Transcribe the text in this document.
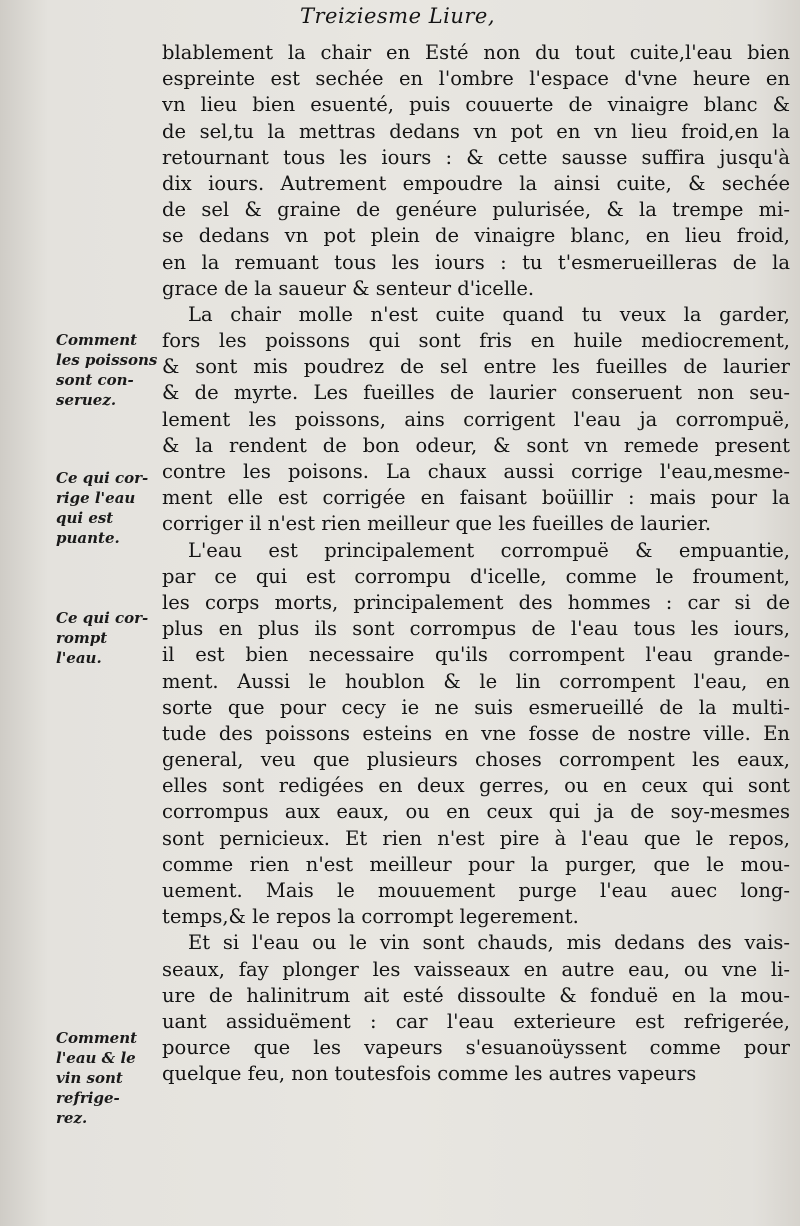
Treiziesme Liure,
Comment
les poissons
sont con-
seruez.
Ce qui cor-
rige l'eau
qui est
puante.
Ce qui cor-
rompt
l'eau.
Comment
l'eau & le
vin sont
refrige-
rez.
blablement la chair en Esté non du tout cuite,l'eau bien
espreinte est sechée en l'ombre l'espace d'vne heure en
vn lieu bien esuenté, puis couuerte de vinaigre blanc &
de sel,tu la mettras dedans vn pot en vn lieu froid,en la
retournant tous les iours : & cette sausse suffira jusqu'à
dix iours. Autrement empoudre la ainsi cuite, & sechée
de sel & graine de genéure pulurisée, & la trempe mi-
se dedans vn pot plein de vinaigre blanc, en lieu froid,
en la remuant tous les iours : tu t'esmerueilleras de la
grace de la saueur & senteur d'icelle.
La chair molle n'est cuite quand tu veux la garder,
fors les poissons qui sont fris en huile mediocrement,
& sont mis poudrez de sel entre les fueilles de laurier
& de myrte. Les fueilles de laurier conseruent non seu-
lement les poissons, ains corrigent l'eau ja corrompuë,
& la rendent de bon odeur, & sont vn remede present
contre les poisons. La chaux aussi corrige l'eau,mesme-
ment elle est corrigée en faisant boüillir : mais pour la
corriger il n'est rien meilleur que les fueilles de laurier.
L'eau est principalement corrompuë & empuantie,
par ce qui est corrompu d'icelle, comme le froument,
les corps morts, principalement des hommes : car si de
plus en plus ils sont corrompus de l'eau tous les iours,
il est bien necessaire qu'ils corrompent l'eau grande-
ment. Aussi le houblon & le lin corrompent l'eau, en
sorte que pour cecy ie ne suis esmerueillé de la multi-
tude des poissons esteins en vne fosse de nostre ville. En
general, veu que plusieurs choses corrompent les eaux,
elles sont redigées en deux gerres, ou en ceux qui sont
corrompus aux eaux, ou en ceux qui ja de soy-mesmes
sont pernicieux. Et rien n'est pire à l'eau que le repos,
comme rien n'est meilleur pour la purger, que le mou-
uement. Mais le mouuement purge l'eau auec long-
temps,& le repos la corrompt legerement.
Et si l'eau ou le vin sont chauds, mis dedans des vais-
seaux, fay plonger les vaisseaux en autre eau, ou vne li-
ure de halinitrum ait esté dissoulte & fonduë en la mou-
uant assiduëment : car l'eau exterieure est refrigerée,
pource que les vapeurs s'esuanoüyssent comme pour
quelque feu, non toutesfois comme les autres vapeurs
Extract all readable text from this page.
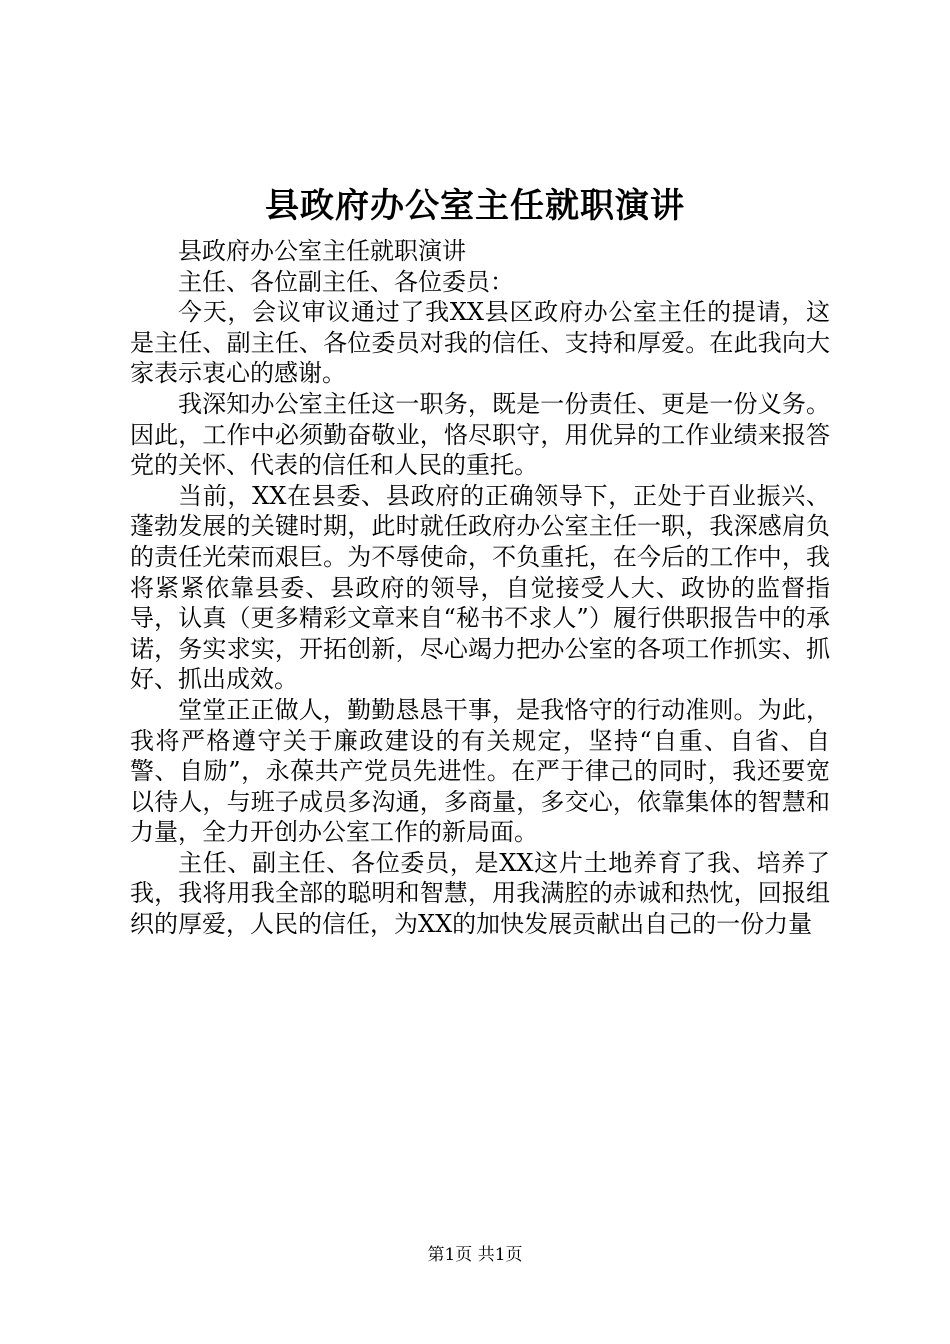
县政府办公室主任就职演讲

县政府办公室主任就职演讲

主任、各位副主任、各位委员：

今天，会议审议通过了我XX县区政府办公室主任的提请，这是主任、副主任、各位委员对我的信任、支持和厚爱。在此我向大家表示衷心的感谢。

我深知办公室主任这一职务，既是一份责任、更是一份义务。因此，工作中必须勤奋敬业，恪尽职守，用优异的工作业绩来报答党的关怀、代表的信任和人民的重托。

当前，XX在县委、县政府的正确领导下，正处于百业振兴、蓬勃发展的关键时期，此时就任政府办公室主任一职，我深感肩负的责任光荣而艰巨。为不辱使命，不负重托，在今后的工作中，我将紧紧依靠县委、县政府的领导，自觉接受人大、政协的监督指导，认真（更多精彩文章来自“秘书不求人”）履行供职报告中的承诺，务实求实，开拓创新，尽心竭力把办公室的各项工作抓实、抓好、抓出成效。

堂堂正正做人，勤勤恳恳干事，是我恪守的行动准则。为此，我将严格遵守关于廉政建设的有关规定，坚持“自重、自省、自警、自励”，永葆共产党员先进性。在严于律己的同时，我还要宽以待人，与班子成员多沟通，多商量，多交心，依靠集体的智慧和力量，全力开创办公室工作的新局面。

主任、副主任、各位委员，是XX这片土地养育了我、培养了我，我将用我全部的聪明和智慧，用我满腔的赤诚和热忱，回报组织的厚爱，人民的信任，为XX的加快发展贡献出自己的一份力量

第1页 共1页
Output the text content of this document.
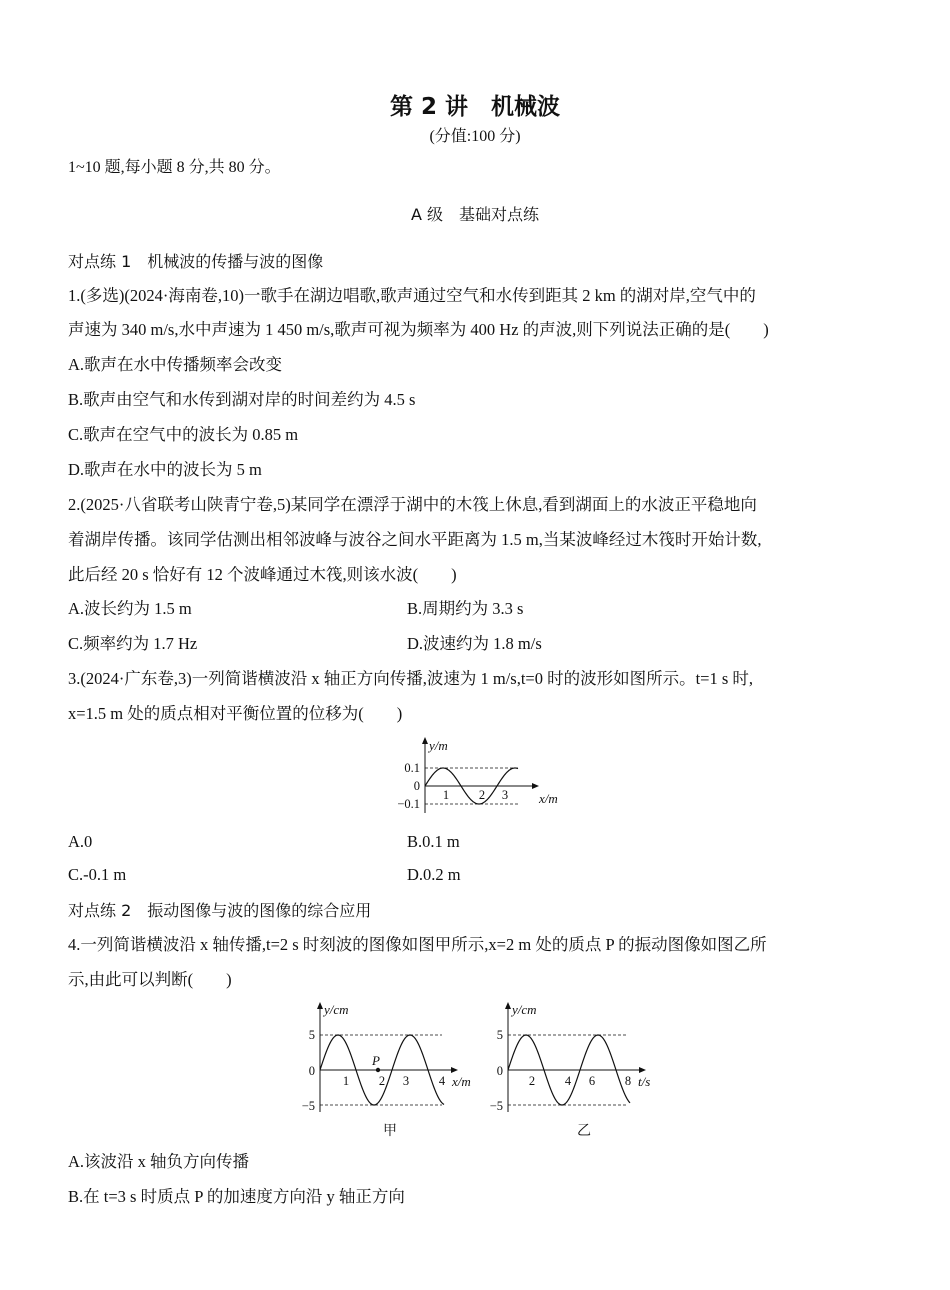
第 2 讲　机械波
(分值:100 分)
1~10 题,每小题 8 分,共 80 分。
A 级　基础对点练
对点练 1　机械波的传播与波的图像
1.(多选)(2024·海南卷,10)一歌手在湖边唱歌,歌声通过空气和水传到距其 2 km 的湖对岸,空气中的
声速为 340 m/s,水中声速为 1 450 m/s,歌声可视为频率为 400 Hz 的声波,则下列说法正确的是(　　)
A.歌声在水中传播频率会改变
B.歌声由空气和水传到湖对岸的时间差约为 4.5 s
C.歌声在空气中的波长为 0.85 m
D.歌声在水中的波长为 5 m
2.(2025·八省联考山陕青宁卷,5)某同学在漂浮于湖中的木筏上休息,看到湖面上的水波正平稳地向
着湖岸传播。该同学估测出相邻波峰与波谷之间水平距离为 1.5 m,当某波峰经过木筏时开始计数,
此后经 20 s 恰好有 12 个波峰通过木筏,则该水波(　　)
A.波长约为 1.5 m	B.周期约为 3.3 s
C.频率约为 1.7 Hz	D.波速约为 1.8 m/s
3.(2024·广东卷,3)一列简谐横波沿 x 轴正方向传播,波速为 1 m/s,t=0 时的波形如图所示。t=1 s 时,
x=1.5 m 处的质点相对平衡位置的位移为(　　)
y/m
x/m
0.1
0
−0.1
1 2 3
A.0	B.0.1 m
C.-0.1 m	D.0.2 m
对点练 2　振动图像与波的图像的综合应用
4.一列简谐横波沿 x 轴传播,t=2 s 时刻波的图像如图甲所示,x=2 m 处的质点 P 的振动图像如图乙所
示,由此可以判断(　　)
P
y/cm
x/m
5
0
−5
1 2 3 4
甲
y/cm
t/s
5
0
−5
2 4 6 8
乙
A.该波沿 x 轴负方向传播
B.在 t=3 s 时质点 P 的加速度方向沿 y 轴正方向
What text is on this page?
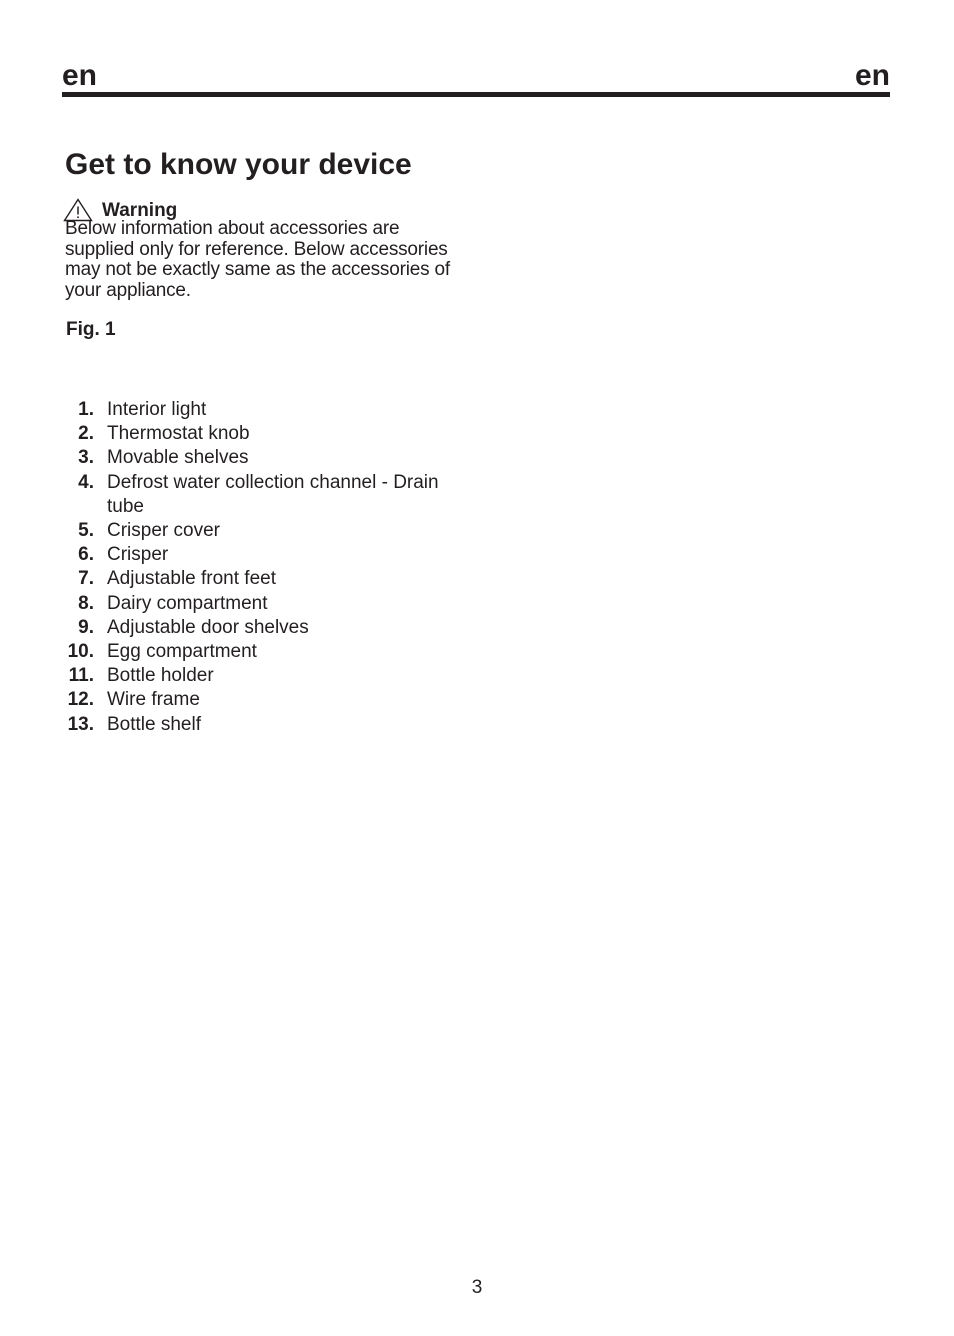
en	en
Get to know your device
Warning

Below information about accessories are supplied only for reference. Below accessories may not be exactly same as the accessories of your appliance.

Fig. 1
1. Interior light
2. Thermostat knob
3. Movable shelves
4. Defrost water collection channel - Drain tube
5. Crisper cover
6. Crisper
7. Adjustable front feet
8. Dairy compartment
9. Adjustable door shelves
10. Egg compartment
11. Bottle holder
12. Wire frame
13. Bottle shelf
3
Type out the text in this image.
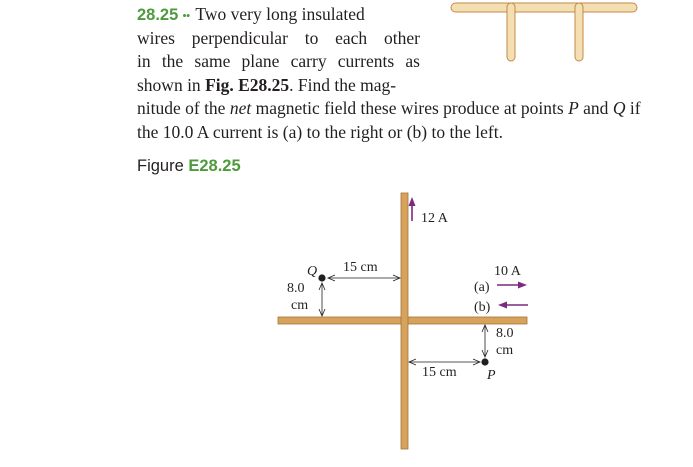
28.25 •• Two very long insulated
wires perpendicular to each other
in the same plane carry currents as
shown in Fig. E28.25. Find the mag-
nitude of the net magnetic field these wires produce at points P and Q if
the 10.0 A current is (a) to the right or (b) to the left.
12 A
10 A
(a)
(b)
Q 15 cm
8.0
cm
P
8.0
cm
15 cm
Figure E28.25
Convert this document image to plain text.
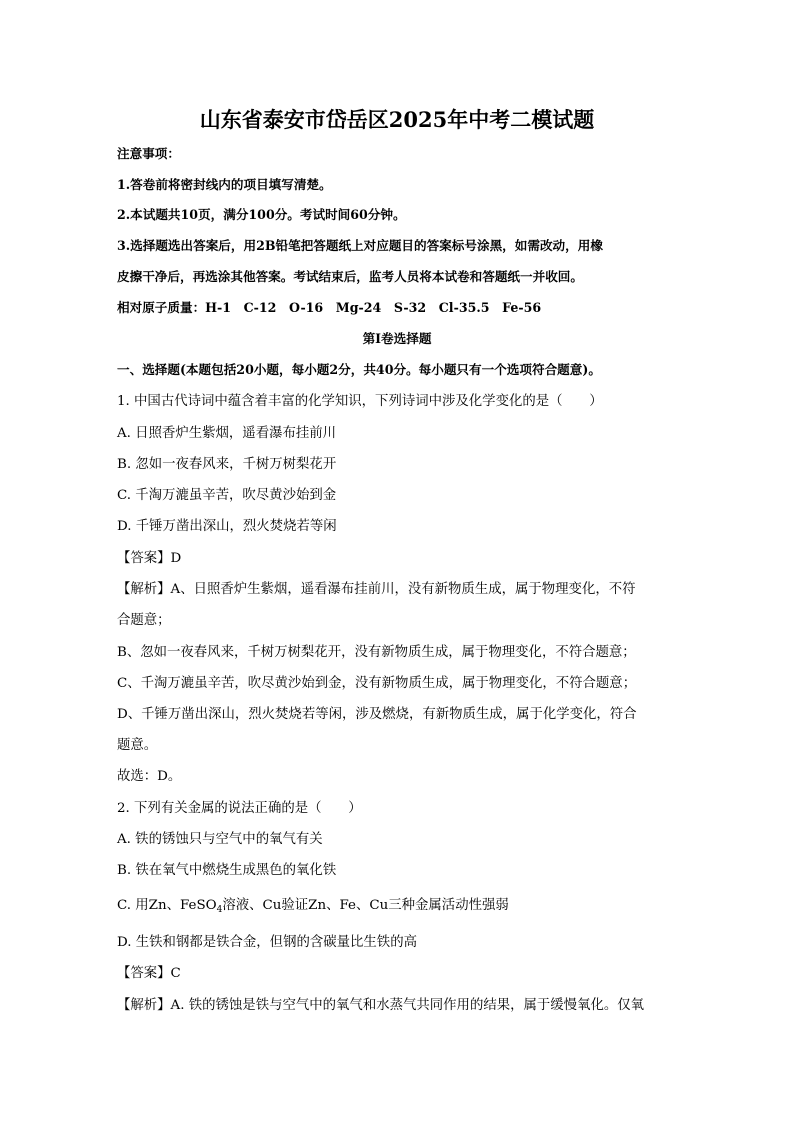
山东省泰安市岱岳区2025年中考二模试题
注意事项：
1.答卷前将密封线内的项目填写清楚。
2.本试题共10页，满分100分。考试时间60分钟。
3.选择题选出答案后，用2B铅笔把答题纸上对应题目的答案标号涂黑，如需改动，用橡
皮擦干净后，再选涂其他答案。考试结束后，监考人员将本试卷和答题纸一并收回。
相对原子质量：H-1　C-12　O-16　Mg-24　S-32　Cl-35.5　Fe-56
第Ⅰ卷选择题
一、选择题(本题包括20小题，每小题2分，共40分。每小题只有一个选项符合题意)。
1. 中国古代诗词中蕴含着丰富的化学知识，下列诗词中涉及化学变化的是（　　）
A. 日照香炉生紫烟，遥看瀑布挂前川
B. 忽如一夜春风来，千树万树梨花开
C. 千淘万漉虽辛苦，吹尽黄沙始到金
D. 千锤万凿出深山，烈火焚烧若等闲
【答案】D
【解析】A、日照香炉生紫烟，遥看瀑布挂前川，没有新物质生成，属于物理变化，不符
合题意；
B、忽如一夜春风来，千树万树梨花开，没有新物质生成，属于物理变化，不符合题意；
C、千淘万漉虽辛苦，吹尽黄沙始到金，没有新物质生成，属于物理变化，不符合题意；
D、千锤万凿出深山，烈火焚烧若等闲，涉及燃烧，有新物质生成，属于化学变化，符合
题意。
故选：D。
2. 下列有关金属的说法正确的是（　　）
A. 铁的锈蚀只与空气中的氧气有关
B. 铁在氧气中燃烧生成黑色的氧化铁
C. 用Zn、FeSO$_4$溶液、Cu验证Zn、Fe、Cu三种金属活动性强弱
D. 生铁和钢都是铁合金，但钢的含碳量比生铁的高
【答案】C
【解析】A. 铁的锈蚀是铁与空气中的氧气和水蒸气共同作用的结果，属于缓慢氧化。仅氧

Problem details
Without any pictures, reproduce exactly the lines from the line that contains "Convert this document image to plain text." to the end of the entries above, both ends included.

Solution for this exercise
Convert this document image to plain text.
山东省泰安市岱岳区2025年中考二模试题
注意事项：
1.答卷前将密封线内的项目填写清楚。
2.本试题共10页，满分100分。考试时间60分钟。
3.选择题选出答案后，用2B铅笔把答题纸上对应题目的答案标号涂黑，如需改动，用橡
皮擦干净后，再选涂其他答案。考试结束后，监考人员将本试卷和答题纸一并收回。
相对原子质量：H-1　C-12　O-16　Mg-24　S-32　Cl-35.5　Fe-56
第Ⅰ卷选择题
一、选择题(本题包括20小题，每小题2分，共40分。每小题只有一个选项符合题意)。
1. 中国古代诗词中蕴含着丰富的化学知识，下列诗词中涉及化学变化的是（　　）
A. 日照香炉生紫烟，遥看瀑布挂前川
B. 忽如一夜春风来，千树万树梨花开
C. 千淘万漉虽辛苦，吹尽黄沙始到金
D. 千锤万凿出深山，烈火焚烧若等闲
【答案】D
【解析】A、日照香炉生紫烟，遥看瀑布挂前川，没有新物质生成，属于物理变化，不符
合题意；
B、忽如一夜春风来，千树万树梨花开，没有新物质生成，属于物理变化，不符合题意；
C、千淘万漉虽辛苦，吹尽黄沙始到金，没有新物质生成，属于物理变化，不符合题意；
D、千锤万凿出深山，烈火焚烧若等闲，涉及燃烧，有新物质生成，属于化学变化，符合
题意。
故选：D。
2. 下列有关金属的说法正确的是（　　）
A. 铁的锈蚀只与空气中的氧气有关
B. 铁在氧气中燃烧生成黑色的氧化铁
C. 用Zn、FeSO$_4$溶液、Cu验证Zn、Fe、Cu三种金属活动性强弱
D. 生铁和钢都是铁合金，但钢的含碳量比生铁的高
【答案】C
【解析】A. 铁的锈蚀是铁与空气中的氧气和水蒸气共同作用的结果，属于缓慢氧化。仅氧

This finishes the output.